_DATA EXCERPTS_
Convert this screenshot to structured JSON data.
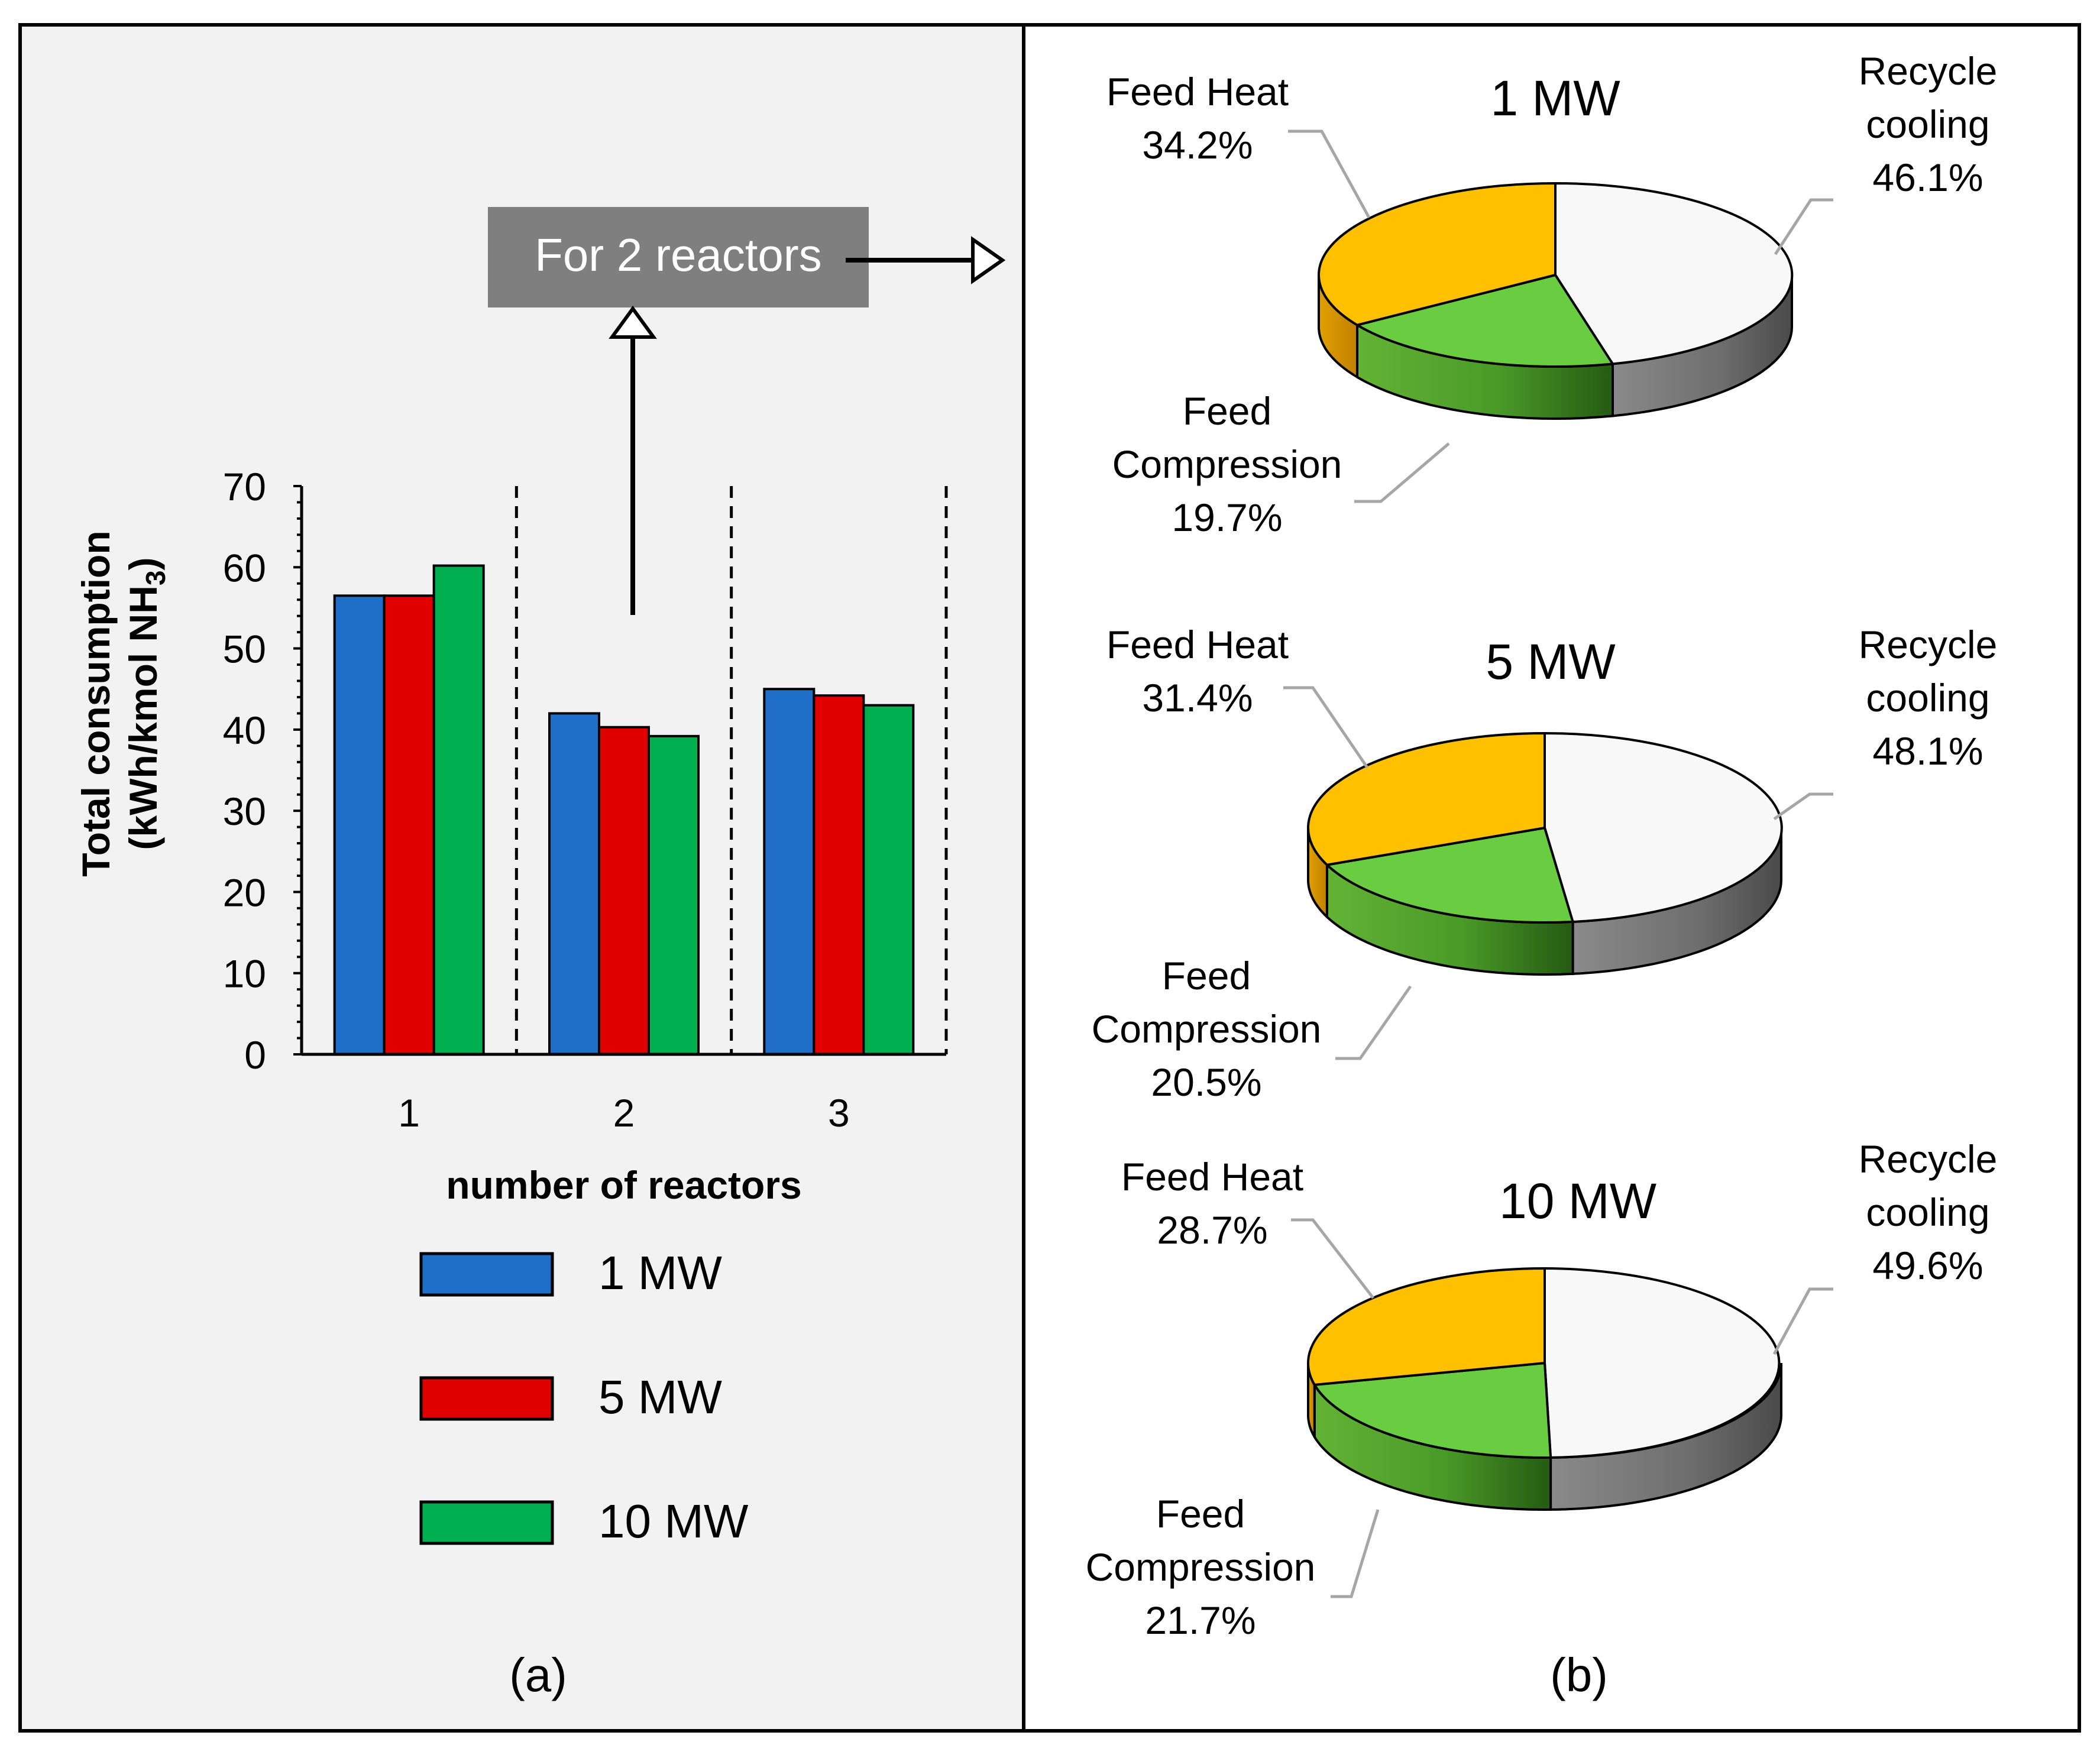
{
  "figure": {
    "label_a": "(a)",
    "label_b": "(b)"
  },
  "annotation": {
    "text": "For 2 reactors"
  },
  "colors": {
    "mw1": "#1F6FC9",
    "mw5": "#E00000",
    "mw10": "#00B050",
    "feed_heat": "#FFC000",
    "feed_compression": "#6ACD41",
    "recycle_cooling": "#F8F8F8",
    "panel_a_bg": "#F2F2F2",
    "annotation_bg": "#7F7F7F"
  },
  "chart_data": [
    {
      "type": "bar",
      "title": "",
      "xlabel": "number of reactors",
      "ylabel": "Total consumption",
      "ylabel_line2": "(kWh/kmol NH",
      "ylabel_sub": "3",
      "ylabel_close": ")",
      "categories": [
        "1",
        "2",
        "3"
      ],
      "ylim": [
        0,
        70
      ],
      "yticks": [
        "0",
        "10",
        "20",
        "30",
        "40",
        "50",
        "60",
        "70"
      ],
      "series": [
        {
          "name": "1 MW",
          "values": [
            56.5,
            42,
            45
          ]
        },
        {
          "name": "5 MW",
          "values": [
            56.5,
            40.3,
            44.2
          ]
        },
        {
          "name": "10 MW",
          "values": [
            60.2,
            39.2,
            43
          ]
        }
      ],
      "legend": [
        "1 MW",
        "5 MW",
        "10 MW"
      ],
      "legend_position": "bottom",
      "separators": "dashed vertical lines between categories"
    },
    {
      "type": "pie",
      "title": "1 MW",
      "slices": [
        {
          "label": "Recycle cooling",
          "label_line1": "Recycle",
          "label_line2": "cooling",
          "value": 46.1,
          "pct": "46.1%"
        },
        {
          "label": "Feed Compression",
          "label_line1": "Feed",
          "label_line2": "Compression",
          "value": 19.7,
          "pct": "19.7%"
        },
        {
          "label": "Feed Heat",
          "label_line1": "Feed Heat",
          "value": 34.2,
          "pct": "34.2%"
        }
      ]
    },
    {
      "type": "pie",
      "title": "5 MW",
      "slices": [
        {
          "label": "Recycle cooling",
          "label_line1": "Recycle",
          "label_line2": "cooling",
          "value": 48.1,
          "pct": "48.1%"
        },
        {
          "label": "Feed Compression",
          "label_line1": "Feed",
          "label_line2": "Compression",
          "value": 20.5,
          "pct": "20.5%"
        },
        {
          "label": "Feed Heat",
          "label_line1": "Feed Heat",
          "value": 31.4,
          "pct": "31.4%"
        }
      ]
    },
    {
      "type": "pie",
      "title": "10 MW",
      "slices": [
        {
          "label": "Recycle cooling",
          "label_line1": "Recycle",
          "label_line2": "cooling",
          "value": 49.6,
          "pct": "49.6%"
        },
        {
          "label": "Feed Compression",
          "label_line1": "Feed",
          "label_line2": "Compression",
          "value": 21.7,
          "pct": "21.7%"
        },
        {
          "label": "Feed Heat",
          "label_line1": "Feed Heat",
          "value": 28.7,
          "pct": "28.7%"
        }
      ]
    }
  ]
}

_BRIEF_
Go through the listing above and quote it exactly, apart from its images.

_RESPONSE BELOW_
Convert this screenshot to structured JSON data.
{
  "figure": {
    "label_a": "(a)",
    "label_b": "(b)"
  },
  "annotation": {
    "text": "For 2 reactors"
  },
  "colors": {
    "mw1": "#1F6FC9",
    "mw5": "#E00000",
    "mw10": "#00B050",
    "feed_heat": "#FFC000",
    "feed_compression": "#6ACD41",
    "recycle_cooling": "#F8F8F8",
    "panel_a_bg": "#F2F2F2",
    "annotation_bg": "#7F7F7F"
  },
  "chart_data": [
    {
      "type": "bar",
      "title": "",
      "xlabel": "number of reactors",
      "ylabel": "Total consumption",
      "ylabel_line2": "(kWh/kmol NH",
      "ylabel_sub": "3",
      "ylabel_close": ")",
      "categories": [
        "1",
        "2",
        "3"
      ],
      "ylim": [
        0,
        70
      ],
      "yticks": [
        "0",
        "10",
        "20",
        "30",
        "40",
        "50",
        "60",
        "70"
      ],
      "series": [
        {
          "name": "1 MW",
          "values": [
            56.5,
            42,
            45
          ]
        },
        {
          "name": "5 MW",
          "values": [
            56.5,
            40.3,
            44.2
          ]
        },
        {
          "name": "10 MW",
          "values": [
            60.2,
            39.2,
            43
          ]
        }
      ],
      "legend": [
        "1 MW",
        "5 MW",
        "10 MW"
      ],
      "legend_position": "bottom",
      "separators": "dashed vertical lines between categories"
    },
    {
      "type": "pie",
      "title": "1 MW",
      "slices": [
        {
          "label": "Recycle cooling",
          "label_line1": "Recycle",
          "label_line2": "cooling",
          "value": 46.1,
          "pct": "46.1%"
        },
        {
          "label": "Feed Compression",
          "label_line1": "Feed",
          "label_line2": "Compression",
          "value": 19.7,
          "pct": "19.7%"
        },
        {
          "label": "Feed Heat",
          "label_line1": "Feed Heat",
          "value": 34.2,
          "pct": "34.2%"
        }
      ]
    },
    {
      "type": "pie",
      "title": "5 MW",
      "slices": [
        {
          "label": "Recycle cooling",
          "label_line1": "Recycle",
          "label_line2": "cooling",
          "value": 48.1,
          "pct": "48.1%"
        },
        {
          "label": "Feed Compression",
          "label_line1": "Feed",
          "label_line2": "Compression",
          "value": 20.5,
          "pct": "20.5%"
        },
        {
          "label": "Feed Heat",
          "label_line1": "Feed Heat",
          "value": 31.4,
          "pct": "31.4%"
        }
      ]
    },
    {
      "type": "pie",
      "title": "10 MW",
      "slices": [
        {
          "label": "Recycle cooling",
          "label_line1": "Recycle",
          "label_line2": "cooling",
          "value": 49.6,
          "pct": "49.6%"
        },
        {
          "label": "Feed Compression",
          "label_line1": "Feed",
          "label_line2": "Compression",
          "value": 21.7,
          "pct": "21.7%"
        },
        {
          "label": "Feed Heat",
          "label_line1": "Feed Heat",
          "value": 28.7,
          "pct": "28.7%"
        }
      ]
    }
  ]
}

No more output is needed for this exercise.